Write out every entry exactly as it stands.

[START Data for the task]

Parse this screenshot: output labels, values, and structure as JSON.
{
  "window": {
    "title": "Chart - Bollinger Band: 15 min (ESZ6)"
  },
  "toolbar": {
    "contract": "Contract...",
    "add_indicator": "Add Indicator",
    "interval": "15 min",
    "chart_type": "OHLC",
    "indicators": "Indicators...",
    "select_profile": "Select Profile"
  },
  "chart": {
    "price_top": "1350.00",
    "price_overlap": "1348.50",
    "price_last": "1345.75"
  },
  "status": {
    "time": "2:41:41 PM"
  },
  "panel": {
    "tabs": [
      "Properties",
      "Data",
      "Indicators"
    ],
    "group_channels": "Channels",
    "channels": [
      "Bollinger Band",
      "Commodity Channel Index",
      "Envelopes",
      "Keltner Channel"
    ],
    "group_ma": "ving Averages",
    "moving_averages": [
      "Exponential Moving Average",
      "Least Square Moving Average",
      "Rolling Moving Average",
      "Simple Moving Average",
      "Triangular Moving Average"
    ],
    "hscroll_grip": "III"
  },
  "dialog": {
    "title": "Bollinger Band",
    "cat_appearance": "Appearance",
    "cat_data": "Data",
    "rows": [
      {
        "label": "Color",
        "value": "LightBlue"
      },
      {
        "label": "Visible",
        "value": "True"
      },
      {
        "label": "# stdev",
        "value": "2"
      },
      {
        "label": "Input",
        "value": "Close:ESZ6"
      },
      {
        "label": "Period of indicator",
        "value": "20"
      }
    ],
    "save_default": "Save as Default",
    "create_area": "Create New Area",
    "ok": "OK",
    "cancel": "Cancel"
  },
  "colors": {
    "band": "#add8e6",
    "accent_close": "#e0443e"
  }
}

[END Data for the task]

• **Solution to the problem**
Parse this screenshot: output labels, values, and structure as JSON.
{
  "window": {
    "title": "Chart - Bollinger Band: 15 min (ESZ6)"
  },
  "toolbar": {
    "contract": "Contract...",
    "add_indicator": "Add Indicator",
    "interval": "15 min",
    "chart_type": "OHLC",
    "indicators": "Indicators...",
    "select_profile": "Select Profile"
  },
  "chart": {
    "price_top": "1350.00",
    "price_overlap": "1348.50",
    "price_last": "1345.75"
  },
  "status": {
    "time": "2:41:41 PM"
  },
  "panel": {
    "tabs": [
      "Properties",
      "Data",
      "Indicators"
    ],
    "group_channels": "Channels",
    "channels": [
      "Bollinger Band",
      "Commodity Channel Index",
      "Envelopes",
      "Keltner Channel"
    ],
    "group_ma": "ving Averages",
    "moving_averages": [
      "Exponential Moving Average",
      "Least Square Moving Average",
      "Rolling Moving Average",
      "Simple Moving Average",
      "Triangular Moving Average"
    ],
    "hscroll_grip": "III"
  },
  "dialog": {
    "title": "Bollinger Band",
    "cat_appearance": "Appearance",
    "cat_data": "Data",
    "rows": [
      {
        "label": "Color",
        "value": "LightBlue"
      },
      {
        "label": "Visible",
        "value": "True"
      },
      {
        "label": "# stdev",
        "value": "2"
      },
      {
        "label": "Input",
        "value": "Close:ESZ6"
      },
      {
        "label": "Period of indicator",
        "value": "20"
      }
    ],
    "save_default": "Save as Default",
    "create_area": "Create New Area",
    "ok": "OK",
    "cancel": "Cancel"
  },
  "colors": {
    "band": "#add8e6",
    "accent_close": "#e0443e"
  }
}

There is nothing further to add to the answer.